Gadsden Creek is a historic, formerly 100 acre salt marsh that was the center of a Gullah Geechee community that thrived here.
One of the most amazing things about salt marsh creeks is that they will continue to try to be a creek, no matter what you do to them.
Most people don't understand that what they're driving through is salt water, and that this creek is doing what it's always done.
Keith> There's actually three ways that the peninsula has been flooding.
One is just storms that come in and dump a lot of rain, and we, cause flooding in the streets and in the neighborhoods, because that runoff can't run off fast enough into our storm drains and back out into the Ashley River and the Cooper River.
♪ We also have flooding that occurs now more and more often because of king tides or elevated high tides.
And then we have flooding associated with storm surges like hurricanes or northeasters or other types of storms that come in and hit Charleston.
And sometimes it's a combination of all three.
♪ Anna Kimelblatt> One of the major ways that we're feeling impacts from sea level rise is a disruption to our daily life.
♪ And when we have these days where the peninsula is underwater, businesses have to close.

### Work to do
• A. List the ways the flooding passage gives for how the peninsula floods.
• B. From the flooding passage, copy word for word the text from "One is just" to "have to close.".
Work only from the flooding passage.

### Recorded information
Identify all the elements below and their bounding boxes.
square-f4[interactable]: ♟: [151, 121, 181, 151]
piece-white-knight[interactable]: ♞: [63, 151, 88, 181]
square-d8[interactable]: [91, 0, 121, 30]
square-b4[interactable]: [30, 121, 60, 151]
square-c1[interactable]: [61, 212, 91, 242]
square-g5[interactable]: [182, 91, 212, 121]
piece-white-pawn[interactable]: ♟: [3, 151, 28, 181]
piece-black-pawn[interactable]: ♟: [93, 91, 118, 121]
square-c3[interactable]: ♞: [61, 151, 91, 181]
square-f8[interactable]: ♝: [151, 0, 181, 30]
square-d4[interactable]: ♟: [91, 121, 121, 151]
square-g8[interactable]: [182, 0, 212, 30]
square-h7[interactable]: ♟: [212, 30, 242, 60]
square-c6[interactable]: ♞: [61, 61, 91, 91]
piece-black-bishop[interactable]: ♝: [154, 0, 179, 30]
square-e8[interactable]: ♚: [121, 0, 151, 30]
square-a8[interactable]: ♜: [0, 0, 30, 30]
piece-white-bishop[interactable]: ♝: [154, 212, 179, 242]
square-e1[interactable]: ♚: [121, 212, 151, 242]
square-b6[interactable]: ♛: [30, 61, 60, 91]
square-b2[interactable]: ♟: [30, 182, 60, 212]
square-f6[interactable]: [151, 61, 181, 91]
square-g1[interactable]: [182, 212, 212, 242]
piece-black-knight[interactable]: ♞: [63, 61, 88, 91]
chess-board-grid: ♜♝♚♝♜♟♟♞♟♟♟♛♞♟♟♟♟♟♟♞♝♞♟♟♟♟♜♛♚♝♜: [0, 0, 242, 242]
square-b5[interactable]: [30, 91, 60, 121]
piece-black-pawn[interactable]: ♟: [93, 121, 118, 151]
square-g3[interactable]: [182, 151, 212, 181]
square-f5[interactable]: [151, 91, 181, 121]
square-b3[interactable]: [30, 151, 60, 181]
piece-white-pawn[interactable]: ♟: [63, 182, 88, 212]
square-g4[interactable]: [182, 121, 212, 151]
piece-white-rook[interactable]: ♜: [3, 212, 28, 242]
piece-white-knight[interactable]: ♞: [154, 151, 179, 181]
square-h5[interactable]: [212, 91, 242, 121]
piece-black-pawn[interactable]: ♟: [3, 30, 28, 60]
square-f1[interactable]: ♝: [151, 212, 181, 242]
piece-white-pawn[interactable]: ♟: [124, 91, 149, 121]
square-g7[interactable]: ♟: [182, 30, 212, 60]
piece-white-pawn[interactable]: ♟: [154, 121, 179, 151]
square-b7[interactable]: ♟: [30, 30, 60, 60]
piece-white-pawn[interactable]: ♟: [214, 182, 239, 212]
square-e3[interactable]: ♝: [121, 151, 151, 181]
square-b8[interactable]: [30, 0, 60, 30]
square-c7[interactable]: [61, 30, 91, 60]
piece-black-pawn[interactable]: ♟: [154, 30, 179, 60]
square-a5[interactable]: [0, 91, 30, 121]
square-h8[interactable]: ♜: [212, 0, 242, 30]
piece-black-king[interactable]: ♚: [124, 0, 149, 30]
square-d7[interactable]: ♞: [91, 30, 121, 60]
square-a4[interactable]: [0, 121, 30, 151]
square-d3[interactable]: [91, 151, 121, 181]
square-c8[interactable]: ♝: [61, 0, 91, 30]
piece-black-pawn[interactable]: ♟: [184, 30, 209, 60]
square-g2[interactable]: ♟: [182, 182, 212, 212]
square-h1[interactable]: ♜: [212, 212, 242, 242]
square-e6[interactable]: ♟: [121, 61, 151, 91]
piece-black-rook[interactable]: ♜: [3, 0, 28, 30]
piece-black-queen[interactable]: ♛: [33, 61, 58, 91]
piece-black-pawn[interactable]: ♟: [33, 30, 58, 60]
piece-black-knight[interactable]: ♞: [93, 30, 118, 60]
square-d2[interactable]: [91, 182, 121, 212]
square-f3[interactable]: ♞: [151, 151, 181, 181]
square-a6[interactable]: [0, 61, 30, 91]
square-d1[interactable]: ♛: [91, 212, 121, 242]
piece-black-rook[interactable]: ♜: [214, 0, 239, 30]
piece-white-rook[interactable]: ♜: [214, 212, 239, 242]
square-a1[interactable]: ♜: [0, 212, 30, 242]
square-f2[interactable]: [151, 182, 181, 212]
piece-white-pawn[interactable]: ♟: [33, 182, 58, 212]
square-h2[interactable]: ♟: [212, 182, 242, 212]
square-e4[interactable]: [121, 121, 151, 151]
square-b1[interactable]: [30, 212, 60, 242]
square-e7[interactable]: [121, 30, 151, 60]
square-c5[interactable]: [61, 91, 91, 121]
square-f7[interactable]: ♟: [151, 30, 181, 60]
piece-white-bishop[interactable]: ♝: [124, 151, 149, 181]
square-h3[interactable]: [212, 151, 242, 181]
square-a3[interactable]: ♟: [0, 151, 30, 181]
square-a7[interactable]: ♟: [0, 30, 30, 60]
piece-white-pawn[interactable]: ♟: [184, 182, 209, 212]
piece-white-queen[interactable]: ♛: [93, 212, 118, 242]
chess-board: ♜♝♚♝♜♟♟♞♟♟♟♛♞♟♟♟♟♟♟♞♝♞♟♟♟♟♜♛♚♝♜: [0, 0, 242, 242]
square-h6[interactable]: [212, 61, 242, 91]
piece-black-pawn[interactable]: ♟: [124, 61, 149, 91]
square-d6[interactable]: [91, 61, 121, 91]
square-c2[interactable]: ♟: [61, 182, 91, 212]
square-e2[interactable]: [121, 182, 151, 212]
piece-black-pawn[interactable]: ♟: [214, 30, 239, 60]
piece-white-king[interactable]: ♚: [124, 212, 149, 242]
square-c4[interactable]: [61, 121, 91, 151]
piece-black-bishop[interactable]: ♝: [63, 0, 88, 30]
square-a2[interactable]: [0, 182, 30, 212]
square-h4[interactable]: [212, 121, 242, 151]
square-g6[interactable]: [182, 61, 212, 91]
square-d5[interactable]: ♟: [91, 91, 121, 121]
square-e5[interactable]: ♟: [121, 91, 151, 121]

==

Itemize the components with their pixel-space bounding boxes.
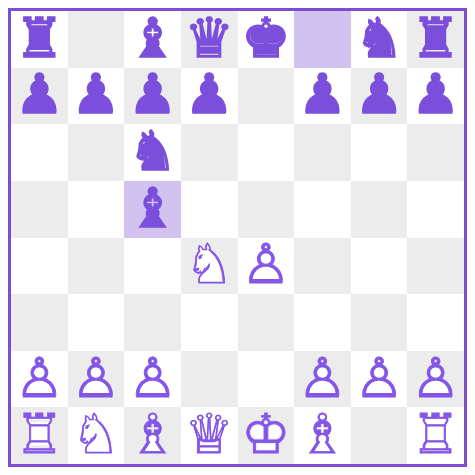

### Task-by-task outputs
• A.
- Storms that dump a lot of rain, with runoff that can't drain fast enough into the storm drains and back out into the Ashley River and the Cooper River
- King tides or elevated high tides
- Storm surges from hurricanes, northeasters or other types of storms that hit Charleston

• B.
One is just storms that come in and dump a lot of rain, and we, cause flooding in the streets and in the neighborhoods, because that runoff can't run off fast enough into our storm drains and back out into the Ashley River and the Cooper River.
♪ We also have flooding that occurs now more and more often because of king tides or elevated high tides.
And then we have flooding associated with storm surges like hurricanes or northeasters or other types of storms that come in and hit Charleston.
And sometimes it's a combination of all three.
♪ Anna Kimelblatt> One of the major ways that we're feeling impacts from sea level rise is a disruption to our daily life.
♪ And when we have these days where the peninsula is underwater, businesses have to close.